- _To do_:
All of the entries must be reproduced exactly, with no images carried over.

Collected data

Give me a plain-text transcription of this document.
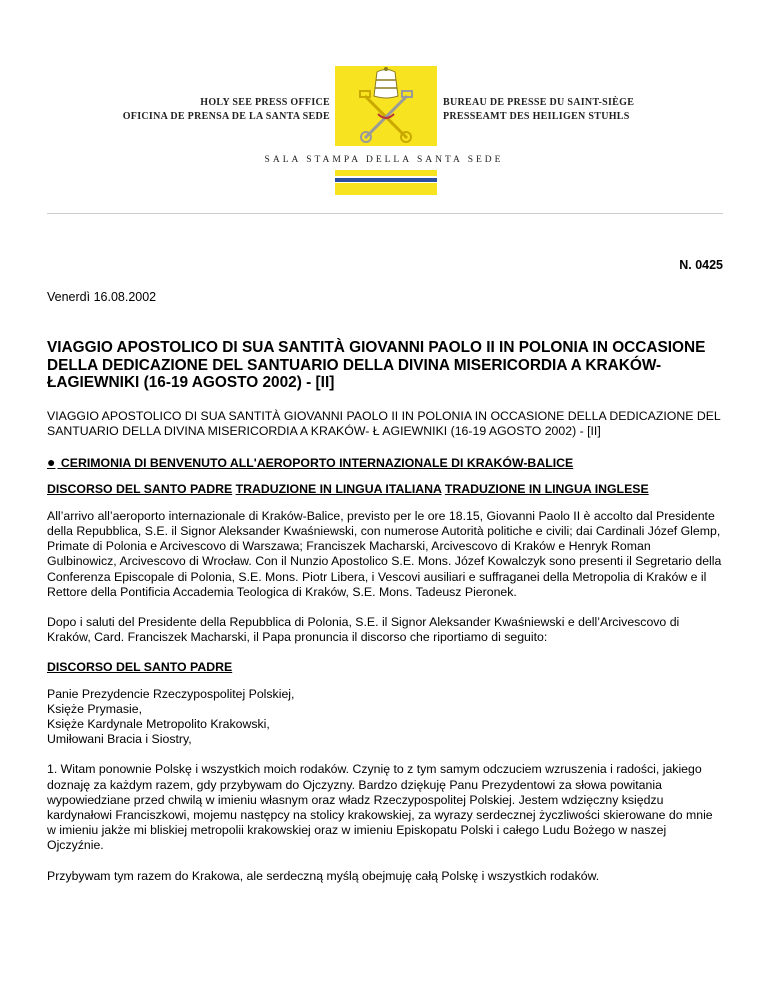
HOLY SEE PRESS OFFICE
OFICINA DE PRENSA DE LA SANTA SEDE
BUREAU DE PRESSE DU SAINT-SIÈGE
PRESSEAMT DES HEILIGEN STUHLS
SALA STAMPA DELLA SANTA SEDE
N. 0425
Venerdì 16.08.2002
VIAGGIO APOSTOLICO DI SUA SANTITÀ GIOVANNI PAOLO II IN POLONIA IN OCCASIONE DELLA DEDICAZIONE DEL SANTUARIO DELLA DIVINA MISERICORDIA A KRAKÓW-ŁAGIEWNIKI (16-19 AGOSTO 2002) - [II]
VIAGGIO APOSTOLICO DI SUA SANTITÀ GIOVANNI PAOLO II IN POLONIA IN OCCASIONE DELLA DEDICAZIONE DEL SANTUARIO DELLA DIVINA MISERICORDIA A KRAKÓW- Ł AGIEWNIKI (16-19 AGOSTO 2002) - [II]
● CERIMONIA DI BENVENUTO ALL'AEROPORTO INTERNAZIONALE DI KRAKÓW-BALICE
DISCORSO DEL SANTO PADRE TRADUZIONE IN LINGUA ITALIANA TRADUZIONE IN LINGUA INGLESE
All’arrivo all’aeroporto internazionale di Kraków-Balice, previsto per le ore 18.15, Giovanni Paolo II è accolto dal Presidente della Repubblica, S.E. il Signor Aleksander Kwaśniewski, con numerose Autorità politiche e civili; dai Cardinali Józef Glemp, Primate di Polonia e Arcivescovo di Warszawa; Franciszek Macharski, Arcivescovo di Kraków e Henryk Roman Gulbinowicz, Arcivescovo di Wrocław. Con il Nunzio Apostolico S.E. Mons. Józef Kowalczyk sono presenti il Segretario della Conferenza Episcopale di Polonia, S.E. Mons. Piotr Libera, i Vescovi ausiliari e suffraganei della Metropolia di Kraków e il Rettore della Pontificia Accademia Teologica di Kraków, S.E. Mons. Tadeusz Pieronek.
Dopo i saluti del Presidente della Repubblica di Polonia, S.E. il Signor Aleksander Kwaśniewski e dell’Arcivescovo di Kraków, Card. Franciszek Macharski, il Papa pronuncia il discorso che riportiamo di seguito:
DISCORSO DEL SANTO PADRE
Panie Prezydencie Rzeczypospolitej Polskiej,
Księże Prymasie,
Księże Kardynale Metropolito Krakowski,
Umiłowani Bracia i Siostry,
1. Witam ponownie Polskę i wszystkich moich rodaków. Czynię to z tym samym odczuciem wzruszenia i radości, jakiego doznaję za każdym razem, gdy przybywam do Ojczyzny. Bardzo dziękuję Panu Prezydentowi za słowa powitania wypowiedziane przed chwilą w imieniu własnym oraz władz Rzeczypospolitej Polskiej. Jestem wdzięczny księdzu kardynałowi Franciszkowi, mojemu następcy na stolicy krakowskiej, za wyrazy serdecznej życzliwości skierowane do mnie w imieniu jakże mi bliskiej metropolii krakowskiej oraz w imieniu Episkopatu Polski i całego Ludu Bożego w naszej Ojczyźnie.
Przybywam tym razem do Krakowa, ale serdeczną myślą obejmuję całą Polskę i wszystkich rodaków.
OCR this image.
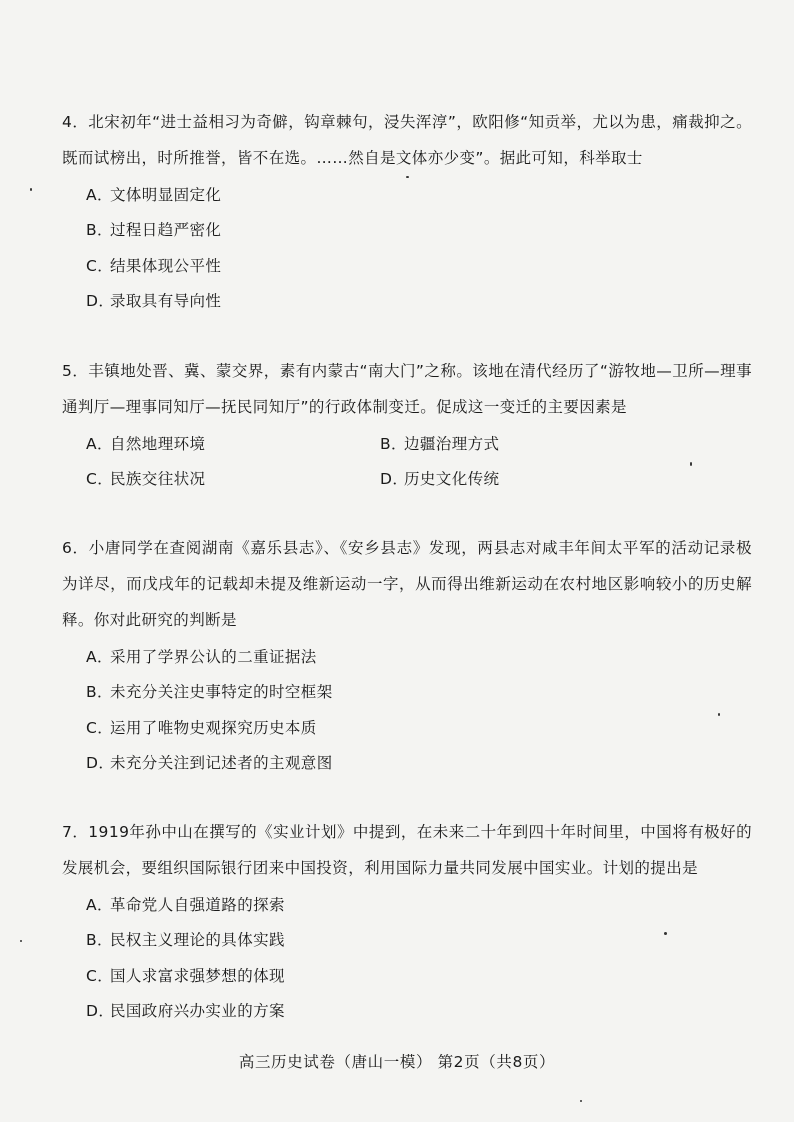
4．北宋初年“进士益相习为奇僻，钩章棘句，浸失浑淳”，欧阳修“知贡举，尤以为患，痛裁抑之。既而试榜出，时所推誉，皆不在选。……然自是文体亦少变”。据此可知，科举取士

A．文体明显固定化
B．过程日趋严密化
C．结果体现公平性
D．录取具有导向性

5．丰镇地处晋、冀、蒙交界，素有内蒙古“南大门”之称。该地在清代经历了“游牧地—卫所—理事通判厅—理事同知厅—抚民同知厅”的行政体制变迁。促成这一变迁的主要因素是

A．自然地理环境	B．边疆治理方式
C．民族交往状况	D．历史文化传统

6．小唐同学在查阅湖南《嘉乐县志》、《安乡县志》发现，两县志对咸丰年间太平军的活动记录极为详尽，而戊戌年的记载却未提及维新运动一字，从而得出维新运动在农村地区影响较小的历史解释。你对此研究的判断是

A．采用了学界公认的二重证据法
B．未充分关注史事特定的时空框架
C．运用了唯物史观探究历史本质
D．未充分关注到记述者的主观意图

7．1919年孙中山在撰写的《实业计划》中提到，在未来二十年到四十年时间里，中国将有极好的发展机会，要组织国际银行团来中国投资，利用国际力量共同发展中国实业。计划的提出是

A．革命党人自强道路的探索
B．民权主义理论的具体实践
C．国人求富求强梦想的体现
D．民国政府兴办实业的方案
高三历史试卷（唐山一模） 第2页（共8页）
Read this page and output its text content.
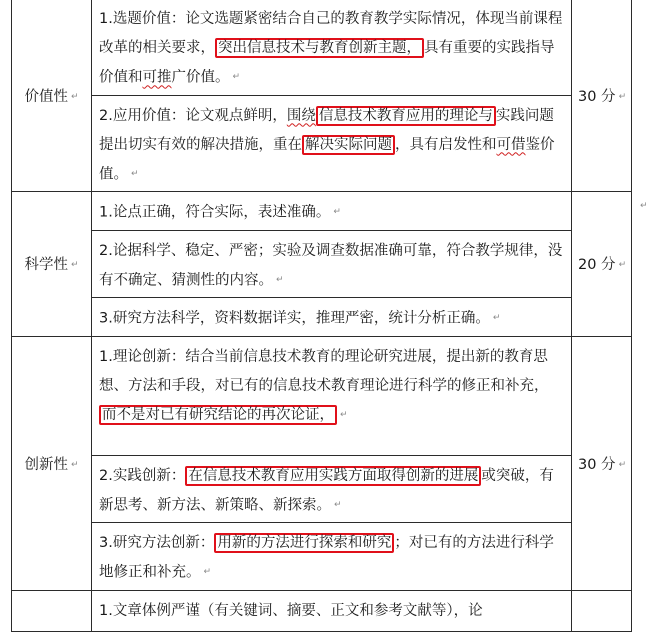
价值性 ↵	1.选题价值：论文选题紧密结合自己的教育教学实际情况，体现当前课程改革的相关要求， 突出信息技术与教育创新主题， 具有重要的实践指导价值和可推广价值。 ↵	30 分 ↵
	2.应用价值：论文观点鲜明，围绕 信息技术教育应用的理论与 实践问题提出切实有效的解决措施，重在 解决实际问题 ，具有启发性和可借鉴价值。 ↵	
科学性 ↵	1.论点正确，符合实际，表述准确。 ↵	20 分 ↵
	2.论据科学、稳定、严密；实验及调查数据准确可靠，符合教学规律，没有不确定、猜测性的内容。 ↵	
	3.研究方法科学，资料数据详实，推理严密，统计分析正确。 ↵	
创新性 ↵	1.理论创新：结合当前信息技术教育的理论研究进展，提出新的教育思想、方法和手段，对已有的信息技术教育理论进行科学的修正和补充，而不是对已有研究结论的再次论证， ↵	30 分 ↵
	2.实践创新： 在信息技术教育应用实践方面取得创新的进展 或突破，有新思考、新方法、新策略、新探索。 ↵	
	3.研究方法创新： 用新的方法进行探索和研究 ；对已有的方法进行科学地修正和补充。 ↵	
	1.文章体例严谨（有关键词、摘要、正文和参考文献等），论	
↵
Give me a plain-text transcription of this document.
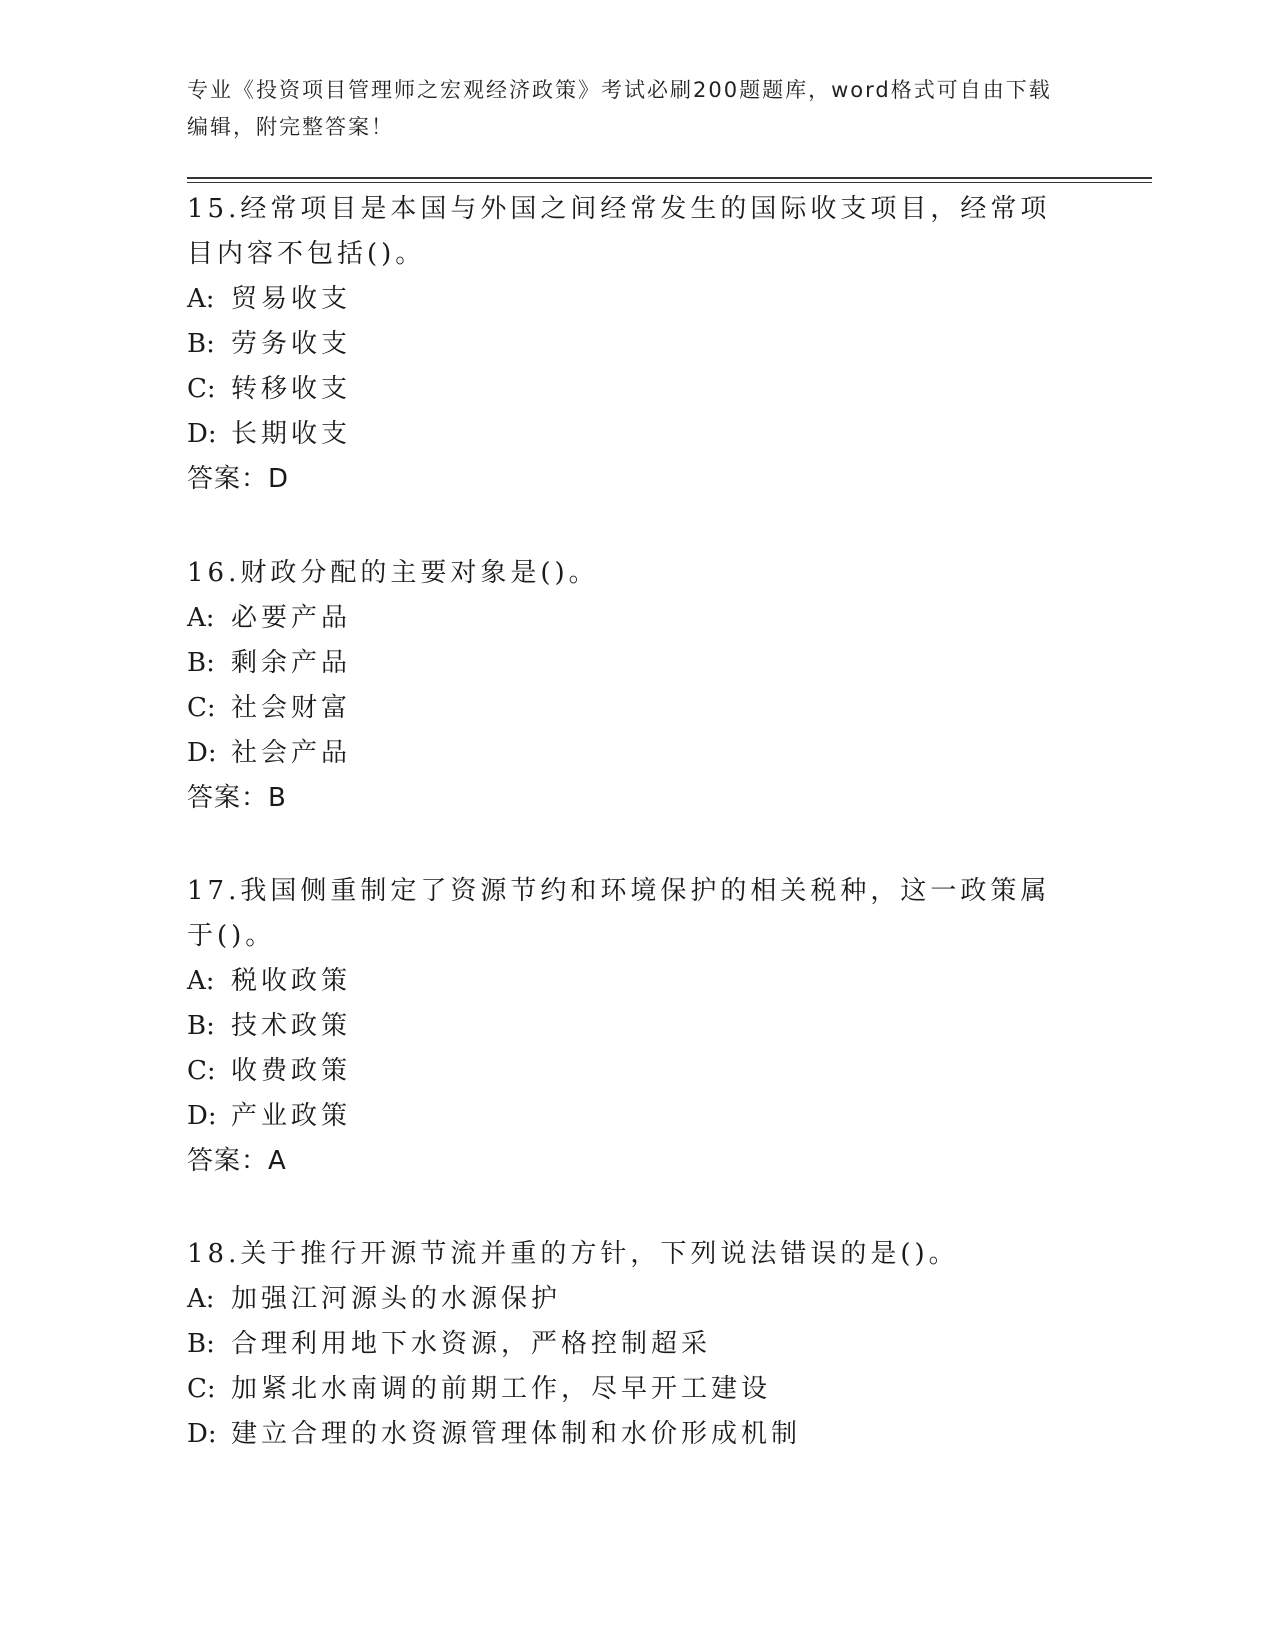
专业《投资项目管理师之宏观经济政策》考试必刷200题题库，word格式可自由下载编辑，附完整答案！

15.经常项目是本国与外国之间经常发生的国际收支项目，经常项目内容不包括()。

A: 贸易收支

B: 劳务收支

C: 转移收支

D: 长期收支

答案：D

16.财政分配的主要对象是()。

A: 必要产品

B: 剩余产品

C: 社会财富

D: 社会产品

答案：B

17.我国侧重制定了资源节约和环境保护的相关税种，这一政策属于()。

A: 税收政策

B: 技术政策

C: 收费政策

D: 产业政策

答案：A

18.关于推行开源节流并重的方针，下列说法错误的是()。

A: 加强江河源头的水源保护

B: 合理利用地下水资源，严格控制超采

C: 加紧北水南调的前期工作，尽早开工建设

D: 建立合理的水资源管理体制和水价形成机制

- _Correct response_:
Give me a plain-text transcription of this document.
HOLY SEE PRESS OFFICE
OFICINA DE PRENSA DE LA SANTA SEDE
BUREAU DE PRESSE DU SAINT-SIÈGE
PRESSEAMT DES HEILIGEN STUHLS
SALA STAMPA DELLA SANTA SEDE
N. 0425
Venerdì 16.08.2002
VIAGGIO APOSTOLICO DI SUA SANTITÀ GIOVANNI PAOLO II IN POLONIA IN OCCASIONE DELLA DEDICAZIONE DEL SANTUARIO DELLA DIVINA MISERICORDIA A KRAKÓW-ŁAGIEWNIKI (16-19 AGOSTO 2002) - [II]
VIAGGIO APOSTOLICO DI SUA SANTITÀ GIOVANNI PAOLO II IN POLONIA IN OCCASIONE DELLA DEDICAZIONE DEL SANTUARIO DELLA DIVINA MISERICORDIA A KRAKÓW- Ł AGIEWNIKI (16-19 AGOSTO 2002) - [II]
● CERIMONIA DI BENVENUTO ALL'AEROPORTO INTERNAZIONALE DI KRAKÓW-BALICE
DISCORSO DEL SANTO PADRE TRADUZIONE IN LINGUA ITALIANA TRADUZIONE IN LINGUA INGLESE
All’arrivo all’aeroporto internazionale di Kraków-Balice, previsto per le ore 18.15, Giovanni Paolo II è accolto dal Presidente della Repubblica, S.E. il Signor Aleksander Kwaśniewski, con numerose Autorità politiche e civili; dai Cardinali Józef Glemp, Primate di Polonia e Arcivescovo di Warszawa; Franciszek Macharski, Arcivescovo di Kraków e Henryk Roman Gulbinowicz, Arcivescovo di Wrocław. Con il Nunzio Apostolico S.E. Mons. Józef Kowalczyk sono presenti il Segretario della Conferenza Episcopale di Polonia, S.E. Mons. Piotr Libera, i Vescovi ausiliari e suffraganei della Metropolia di Kraków e il Rettore della Pontificia Accademia Teologica di Kraków, S.E. Mons. Tadeusz Pieronek.
Dopo i saluti del Presidente della Repubblica di Polonia, S.E. il Signor Aleksander Kwaśniewski e dell’Arcivescovo di Kraków, Card. Franciszek Macharski, il Papa pronuncia il discorso che riportiamo di seguito:
DISCORSO DEL SANTO PADRE
Panie Prezydencie Rzeczypospolitej Polskiej,
Księże Prymasie,
Księże Kardynale Metropolito Krakowski,
Umiłowani Bracia i Siostry,
1. Witam ponownie Polskę i wszystkich moich rodaków. Czynię to z tym samym odczuciem wzruszenia i radości, jakiego doznaję za każdym razem, gdy przybywam do Ojczyzny. Bardzo dziękuję Panu Prezydentowi za słowa powitania wypowiedziane przed chwilą w imieniu własnym oraz władz Rzeczypospolitej Polskiej. Jestem wdzięczny księdzu kardynałowi Franciszkowi, mojemu następcy na stolicy krakowskiej, za wyrazy serdecznej życzliwości skierowane do mnie w imieniu jakże mi bliskiej metropolii krakowskiej oraz w imieniu Episkopatu Polski i całego Ludu Bożego w naszej Ojczyźnie.
Przybywam tym razem do Krakowa, ale serdeczną myślą obejmuję całą Polskę i wszystkich rodaków.
OCR this image.
4．北宋初年“进士益相习为奇僻，钩章棘句，浸失浑淳”，欧阳修“知贡举，尤以为患，痛裁抑之。既而试榜出，时所推誉，皆不在选。……然自是文体亦少变”。据此可知，科举取士

A．文体明显固定化
B．过程日趋严密化
C．结果体现公平性
D．录取具有导向性

5．丰镇地处晋、冀、蒙交界，素有内蒙古“南大门”之称。该地在清代经历了“游牧地—卫所—理事通判厅—理事同知厅—抚民同知厅”的行政体制变迁。促成这一变迁的主要因素是

A．自然地理环境	B．边疆治理方式
C．民族交往状况	D．历史文化传统

6．小唐同学在查阅湖南《嘉乐县志》、《安乡县志》发现，两县志对咸丰年间太平军的活动记录极为详尽，而戊戌年的记载却未提及维新运动一字，从而得出维新运动在农村地区影响较小的历史解释。你对此研究的判断是

A．采用了学界公认的二重证据法
B．未充分关注史事特定的时空框架
C．运用了唯物史观探究历史本质
D．未充分关注到记述者的主观意图

7．1919年孙中山在撰写的《实业计划》中提到，在未来二十年到四十年时间里，中国将有极好的发展机会，要组织国际银行团来中国投资，利用国际力量共同发展中国实业。计划的提出是

A．革命党人自强道路的探索
B．民权主义理论的具体实践
C．国人求富求强梦想的体现
D．民国政府兴办实业的方案
高三历史试卷（唐山一模） 第2页（共8页）
Read this page and output its text content.
价值性 ↵	1.选题价值：论文选题紧密结合自己的教育教学实际情况，体现当前课程改革的相关要求， 突出信息技术与教育创新主题， 具有重要的实践指导价值和可推广价值。 ↵	30 分 ↵
	2.应用价值：论文观点鲜明，围绕 信息技术教育应用的理论与 实践问题提出切实有效的解决措施，重在 解决实际问题 ，具有启发性和可借鉴价值。 ↵	
科学性 ↵	1.论点正确，符合实际，表述准确。 ↵	20 分 ↵
	2.论据科学、稳定、严密；实验及调查数据准确可靠，符合教学规律，没有不确定、猜测性的内容。 ↵	
	3.研究方法科学，资料数据详实，推理严密，统计分析正确。 ↵	
创新性 ↵	1.理论创新：结合当前信息技术教育的理论研究进展，提出新的教育思想、方法和手段，对已有的信息技术教育理论进行科学的修正和补充，而不是对已有研究结论的再次论证， ↵	30 分 ↵
	2.实践创新： 在信息技术教育应用实践方面取得创新的进展 或突破，有新思考、新方法、新策略、新探索。 ↵	
	3.研究方法创新： 用新的方法进行探索和研究 ；对已有的方法进行科学地修正和补充。 ↵	
	1.文章体例严谨（有关键词、摘要、正文和参考文献等），论	
↵
Give me a plain-text transcription of this document.
专业《投资项目管理师之宏观经济政策》考试必刷200题题库，word格式可自由下载编辑，附完整答案！

15.经常项目是本国与外国之间经常发生的国际收支项目，经常项目内容不包括()。

A: 贸易收支

B: 劳务收支

C: 转移收支

D: 长期收支

答案：D

16.财政分配的主要对象是()。

A: 必要产品

B: 剩余产品

C: 社会财富

D: 社会产品

答案：B

17.我国侧重制定了资源节约和环境保护的相关税种，这一政策属于()。

A: 税收政策

B: 技术政策

C: 收费政策

D: 产业政策

答案：A

18.关于推行开源节流并重的方针，下列说法错误的是()。

A: 加强江河源头的水源保护

B: 合理利用地下水资源，严格控制超采

C: 加紧北水南调的前期工作，尽早开工建设

D: 建立合理的水资源管理体制和水价形成机制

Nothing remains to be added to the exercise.